# What is asked
Exclude the pictures and retype the entries as written.

Collection entries

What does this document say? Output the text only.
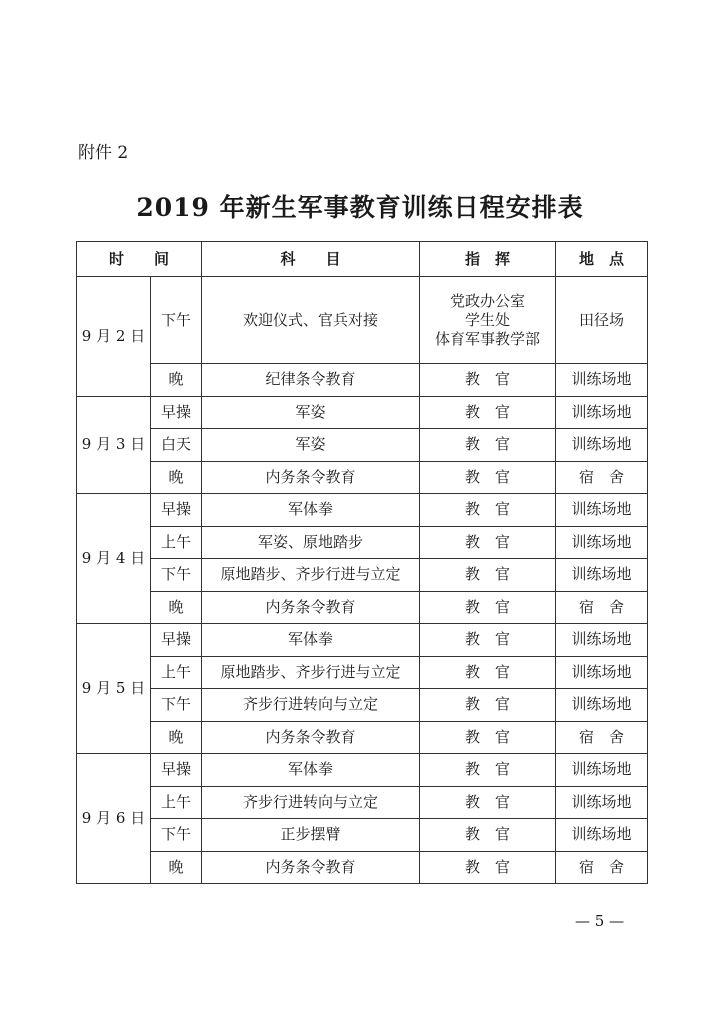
附件 2
2019 年新生军事教育训练日程安排表
时　　间		科　　目	指　挥	地　点
9 月 2 日	下午	欢迎仪式、官兵对接	党政办公室
学生处
体育军事教学部	田径场
	晚	纪律条令教育	教　官	训练场地
9 月 3 日	早操	军姿	教　官	训练场地
	白天	军姿	教　官	训练场地
	晚	内务条令教育	教　官	宿　舍
9 月 4 日	早操	军体拳	教　官	训练场地
	上午	军姿、原地踏步	教　官	训练场地
	下午	原地踏步、齐步行进与立定	教　官	训练场地
	晚	内务条令教育	教　官	宿　舍
9 月 5 日	早操	军体拳	教　官	训练场地
	上午	原地踏步、齐步行进与立定	教　官	训练场地
	下午	齐步行进转向与立定	教　官	训练场地
	晚	内务条令教育	教　官	宿　舍
9 月 6 日	早操	军体拳	教　官	训练场地
	上午	齐步行进转向与立定	教　官	训练场地
	下午	正步摆臂	教　官	训练场地
	晚	内务条令教育	教　官	宿　舍
— 5 —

# Solution to the exercise
What does this document say? Output the text only.
附件 2
2019 年新生军事教育训练日程安排表
时　　间		科　　目	指　挥	地　点
9 月 2 日	下午	欢迎仪式、官兵对接	党政办公室
学生处
体育军事教学部	田径场
	晚	纪律条令教育	教　官	训练场地
9 月 3 日	早操	军姿	教　官	训练场地
	白天	军姿	教　官	训练场地
	晚	内务条令教育	教　官	宿　舍
9 月 4 日	早操	军体拳	教　官	训练场地
	上午	军姿、原地踏步	教　官	训练场地
	下午	原地踏步、齐步行进与立定	教　官	训练场地
	晚	内务条令教育	教　官	宿　舍
9 月 5 日	早操	军体拳	教　官	训练场地
	上午	原地踏步、齐步行进与立定	教　官	训练场地
	下午	齐步行进转向与立定	教　官	训练场地
	晚	内务条令教育	教　官	宿　舍
9 月 6 日	早操	军体拳	教　官	训练场地
	上午	齐步行进转向与立定	教　官	训练场地
	下午	正步摆臂	教　官	训练场地
	晚	内务条令教育	教　官	宿　舍
— 5 —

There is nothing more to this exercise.